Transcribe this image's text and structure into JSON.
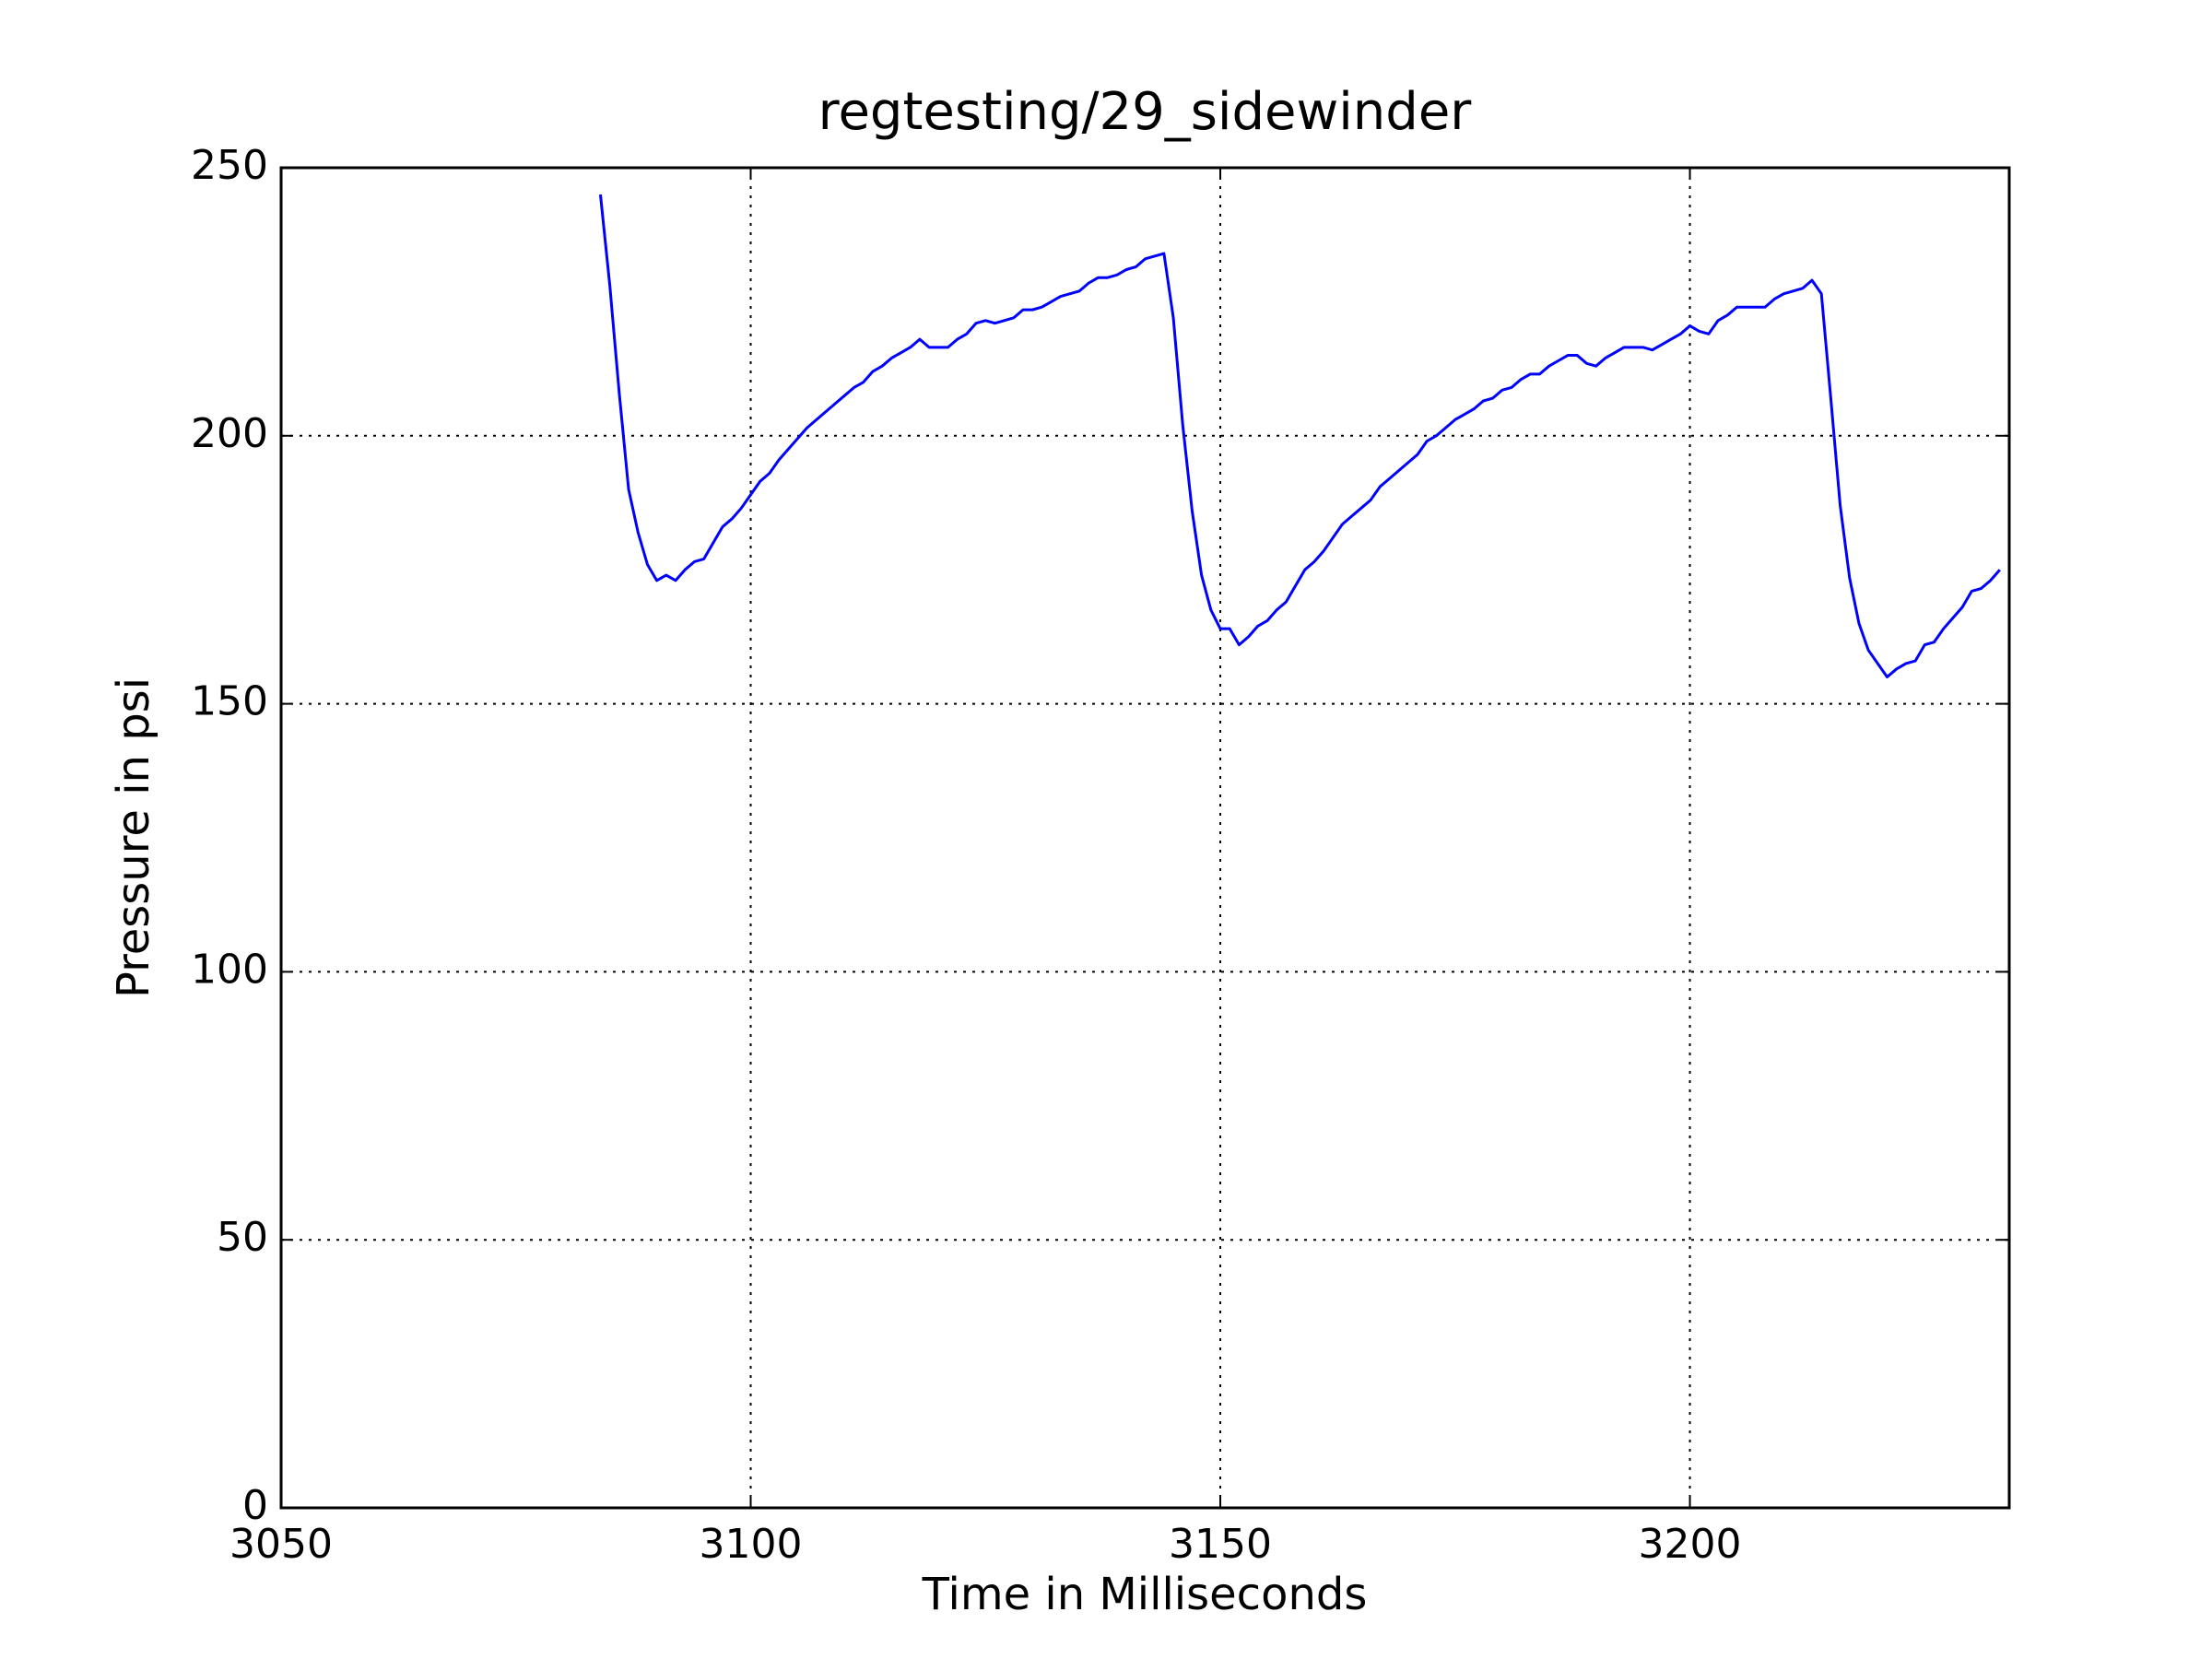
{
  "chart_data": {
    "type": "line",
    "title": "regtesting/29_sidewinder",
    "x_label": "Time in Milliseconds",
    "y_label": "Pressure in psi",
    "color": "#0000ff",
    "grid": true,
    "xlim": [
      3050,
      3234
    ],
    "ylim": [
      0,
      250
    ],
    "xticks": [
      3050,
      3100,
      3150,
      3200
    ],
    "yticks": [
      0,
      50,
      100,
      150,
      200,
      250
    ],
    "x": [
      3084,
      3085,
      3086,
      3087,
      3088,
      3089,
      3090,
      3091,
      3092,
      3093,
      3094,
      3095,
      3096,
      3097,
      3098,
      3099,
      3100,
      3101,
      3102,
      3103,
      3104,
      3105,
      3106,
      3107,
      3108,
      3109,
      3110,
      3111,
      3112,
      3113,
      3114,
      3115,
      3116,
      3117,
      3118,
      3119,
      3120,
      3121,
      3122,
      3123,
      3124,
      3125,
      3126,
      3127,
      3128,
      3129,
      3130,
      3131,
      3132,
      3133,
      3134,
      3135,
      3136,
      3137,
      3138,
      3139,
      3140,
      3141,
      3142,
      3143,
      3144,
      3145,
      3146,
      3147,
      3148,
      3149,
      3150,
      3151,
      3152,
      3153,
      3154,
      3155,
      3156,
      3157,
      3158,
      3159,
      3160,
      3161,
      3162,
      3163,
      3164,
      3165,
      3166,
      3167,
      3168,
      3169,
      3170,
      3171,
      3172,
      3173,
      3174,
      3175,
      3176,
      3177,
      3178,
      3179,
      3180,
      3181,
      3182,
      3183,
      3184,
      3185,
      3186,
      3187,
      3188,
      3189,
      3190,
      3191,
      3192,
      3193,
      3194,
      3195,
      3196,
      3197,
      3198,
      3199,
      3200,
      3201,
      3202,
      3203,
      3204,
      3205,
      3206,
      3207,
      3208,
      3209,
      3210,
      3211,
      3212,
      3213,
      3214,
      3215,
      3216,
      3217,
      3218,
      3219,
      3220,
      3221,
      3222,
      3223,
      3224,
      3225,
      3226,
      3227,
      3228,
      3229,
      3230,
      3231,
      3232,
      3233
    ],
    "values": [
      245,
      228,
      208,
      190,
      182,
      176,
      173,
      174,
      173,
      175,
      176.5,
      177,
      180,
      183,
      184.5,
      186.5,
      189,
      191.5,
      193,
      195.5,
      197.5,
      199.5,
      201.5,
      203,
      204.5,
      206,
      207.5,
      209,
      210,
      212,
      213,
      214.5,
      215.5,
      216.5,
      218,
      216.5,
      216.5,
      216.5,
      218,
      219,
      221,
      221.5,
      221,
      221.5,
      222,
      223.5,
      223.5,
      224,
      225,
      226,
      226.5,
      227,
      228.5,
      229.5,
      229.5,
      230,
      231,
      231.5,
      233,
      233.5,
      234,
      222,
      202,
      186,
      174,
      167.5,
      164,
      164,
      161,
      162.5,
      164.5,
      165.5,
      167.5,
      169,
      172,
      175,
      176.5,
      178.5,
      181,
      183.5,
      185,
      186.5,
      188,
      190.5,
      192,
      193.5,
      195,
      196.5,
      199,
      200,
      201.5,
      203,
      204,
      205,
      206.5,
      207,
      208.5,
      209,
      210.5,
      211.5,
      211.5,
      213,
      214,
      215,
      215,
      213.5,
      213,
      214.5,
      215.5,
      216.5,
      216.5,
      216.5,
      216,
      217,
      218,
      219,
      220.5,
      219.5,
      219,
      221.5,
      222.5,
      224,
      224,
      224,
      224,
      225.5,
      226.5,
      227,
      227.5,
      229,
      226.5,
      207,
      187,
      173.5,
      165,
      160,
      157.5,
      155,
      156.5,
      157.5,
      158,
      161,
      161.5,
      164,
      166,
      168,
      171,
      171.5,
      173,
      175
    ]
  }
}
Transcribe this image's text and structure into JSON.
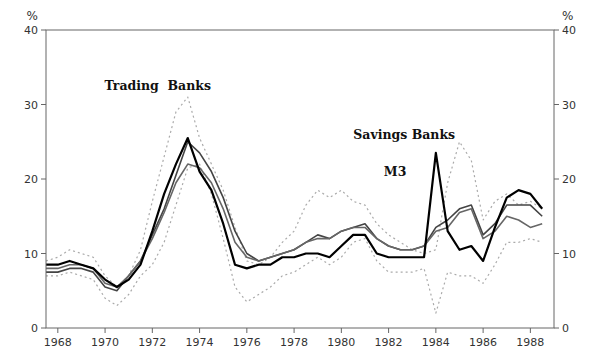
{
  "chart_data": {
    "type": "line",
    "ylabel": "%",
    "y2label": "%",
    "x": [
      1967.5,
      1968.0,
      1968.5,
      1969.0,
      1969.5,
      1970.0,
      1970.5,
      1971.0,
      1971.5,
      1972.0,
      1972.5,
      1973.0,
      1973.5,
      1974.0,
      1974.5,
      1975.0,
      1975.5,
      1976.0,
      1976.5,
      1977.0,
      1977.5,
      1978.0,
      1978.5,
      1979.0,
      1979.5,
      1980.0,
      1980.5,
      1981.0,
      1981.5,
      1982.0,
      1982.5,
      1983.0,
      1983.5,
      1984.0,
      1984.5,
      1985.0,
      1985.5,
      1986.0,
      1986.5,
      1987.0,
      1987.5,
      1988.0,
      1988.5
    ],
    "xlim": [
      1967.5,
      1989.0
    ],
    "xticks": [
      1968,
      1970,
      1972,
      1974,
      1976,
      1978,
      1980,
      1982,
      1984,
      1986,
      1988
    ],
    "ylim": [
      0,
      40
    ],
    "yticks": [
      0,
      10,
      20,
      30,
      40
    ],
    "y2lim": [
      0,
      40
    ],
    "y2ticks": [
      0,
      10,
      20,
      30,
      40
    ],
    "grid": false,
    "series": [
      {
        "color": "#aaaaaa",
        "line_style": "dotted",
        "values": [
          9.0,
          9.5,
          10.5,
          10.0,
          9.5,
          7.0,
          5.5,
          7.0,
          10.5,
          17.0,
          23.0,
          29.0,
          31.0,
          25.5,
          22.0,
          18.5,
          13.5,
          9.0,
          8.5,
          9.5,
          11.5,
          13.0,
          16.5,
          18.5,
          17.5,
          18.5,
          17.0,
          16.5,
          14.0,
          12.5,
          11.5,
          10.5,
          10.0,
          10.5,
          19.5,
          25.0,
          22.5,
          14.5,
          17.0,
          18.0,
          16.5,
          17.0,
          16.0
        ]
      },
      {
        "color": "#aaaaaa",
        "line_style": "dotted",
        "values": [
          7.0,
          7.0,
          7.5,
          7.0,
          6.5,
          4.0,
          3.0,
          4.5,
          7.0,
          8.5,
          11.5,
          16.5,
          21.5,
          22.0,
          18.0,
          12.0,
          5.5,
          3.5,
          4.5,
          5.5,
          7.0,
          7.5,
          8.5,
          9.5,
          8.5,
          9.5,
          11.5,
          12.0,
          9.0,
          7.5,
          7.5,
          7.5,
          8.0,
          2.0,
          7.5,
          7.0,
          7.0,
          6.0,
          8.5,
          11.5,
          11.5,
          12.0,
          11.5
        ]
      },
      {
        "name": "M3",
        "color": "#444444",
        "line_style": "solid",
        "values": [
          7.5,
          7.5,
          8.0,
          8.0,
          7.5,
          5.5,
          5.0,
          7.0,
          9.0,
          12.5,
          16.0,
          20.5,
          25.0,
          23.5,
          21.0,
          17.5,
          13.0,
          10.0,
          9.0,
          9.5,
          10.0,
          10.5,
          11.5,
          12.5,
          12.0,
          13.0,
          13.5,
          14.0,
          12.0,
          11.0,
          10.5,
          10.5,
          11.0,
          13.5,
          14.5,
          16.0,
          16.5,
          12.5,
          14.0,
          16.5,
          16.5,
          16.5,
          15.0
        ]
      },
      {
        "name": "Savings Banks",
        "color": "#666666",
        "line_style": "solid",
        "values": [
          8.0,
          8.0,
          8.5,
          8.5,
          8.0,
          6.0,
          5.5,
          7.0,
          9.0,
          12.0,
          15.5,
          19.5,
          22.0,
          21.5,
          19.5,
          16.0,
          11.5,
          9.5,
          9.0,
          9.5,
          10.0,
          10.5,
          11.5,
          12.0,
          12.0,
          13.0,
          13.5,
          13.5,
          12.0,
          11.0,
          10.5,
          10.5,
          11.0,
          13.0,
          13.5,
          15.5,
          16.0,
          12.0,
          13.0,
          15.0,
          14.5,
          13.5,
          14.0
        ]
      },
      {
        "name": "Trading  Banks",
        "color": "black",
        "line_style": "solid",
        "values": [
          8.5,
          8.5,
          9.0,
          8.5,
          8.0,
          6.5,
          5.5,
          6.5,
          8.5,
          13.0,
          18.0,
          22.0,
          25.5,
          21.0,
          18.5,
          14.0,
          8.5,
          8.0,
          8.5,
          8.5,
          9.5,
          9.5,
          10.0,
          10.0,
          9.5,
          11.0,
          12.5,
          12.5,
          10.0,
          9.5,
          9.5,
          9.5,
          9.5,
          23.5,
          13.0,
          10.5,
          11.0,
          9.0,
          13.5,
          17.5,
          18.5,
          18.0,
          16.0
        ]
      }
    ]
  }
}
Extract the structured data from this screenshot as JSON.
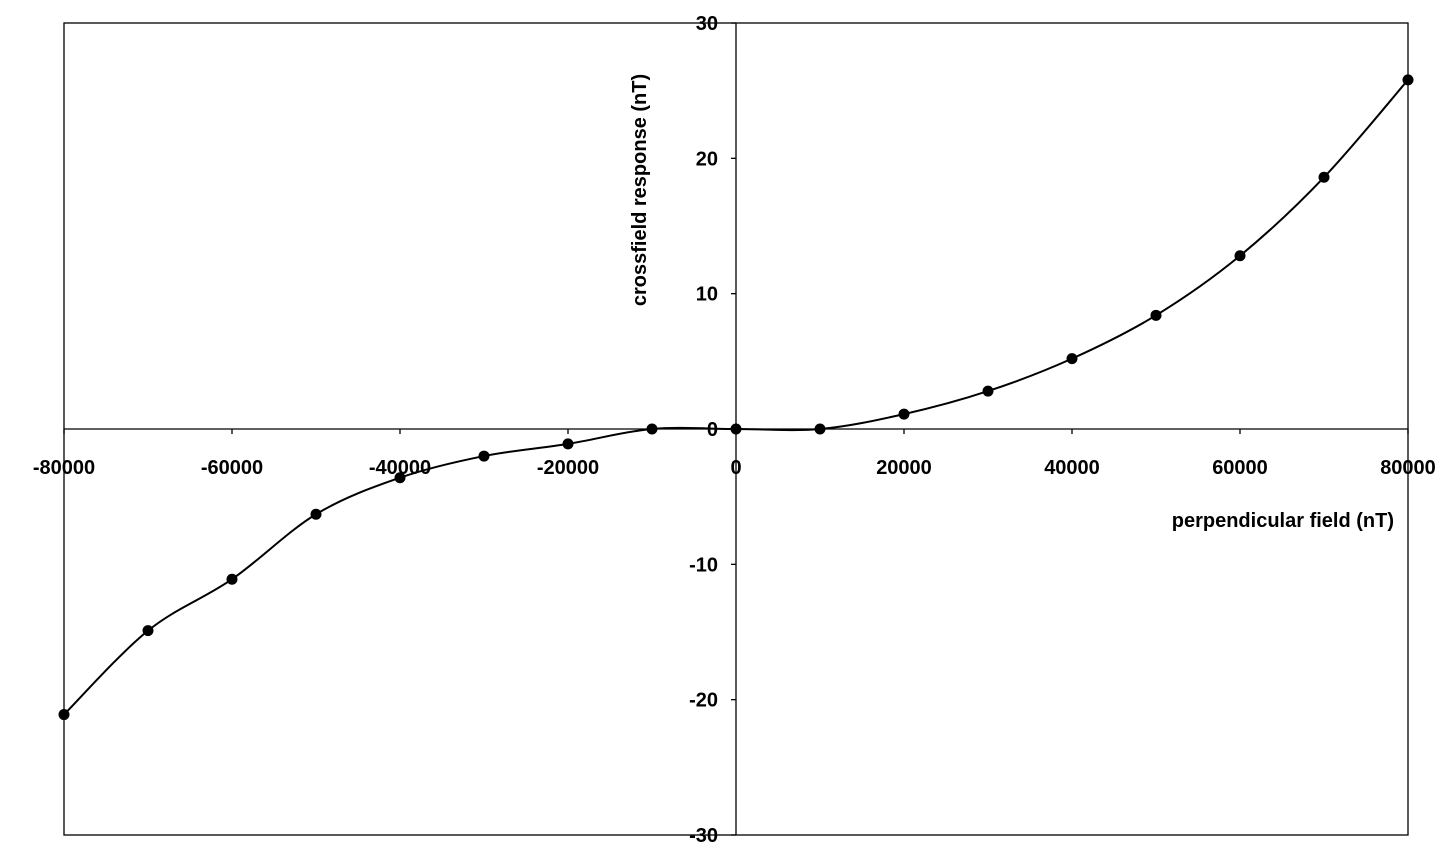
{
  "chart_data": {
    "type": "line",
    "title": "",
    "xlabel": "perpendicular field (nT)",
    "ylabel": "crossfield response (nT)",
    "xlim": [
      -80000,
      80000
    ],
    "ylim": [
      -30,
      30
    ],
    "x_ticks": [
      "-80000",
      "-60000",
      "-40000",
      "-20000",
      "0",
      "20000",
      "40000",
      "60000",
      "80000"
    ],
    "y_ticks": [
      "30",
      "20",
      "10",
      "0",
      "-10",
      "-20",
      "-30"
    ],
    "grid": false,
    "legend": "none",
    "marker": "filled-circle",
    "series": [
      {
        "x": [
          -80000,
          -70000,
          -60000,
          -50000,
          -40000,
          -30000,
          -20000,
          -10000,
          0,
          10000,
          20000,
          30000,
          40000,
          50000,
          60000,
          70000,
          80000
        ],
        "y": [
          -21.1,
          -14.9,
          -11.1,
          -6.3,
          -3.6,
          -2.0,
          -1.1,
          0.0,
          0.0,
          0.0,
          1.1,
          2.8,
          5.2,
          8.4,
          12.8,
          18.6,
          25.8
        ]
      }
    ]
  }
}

*GOAL OF THE EXERCISE*:
The word "color" may appear on some lines of these records; state how many such lines there are, and nothing else.

*EXERCISE OUTPUT*:
6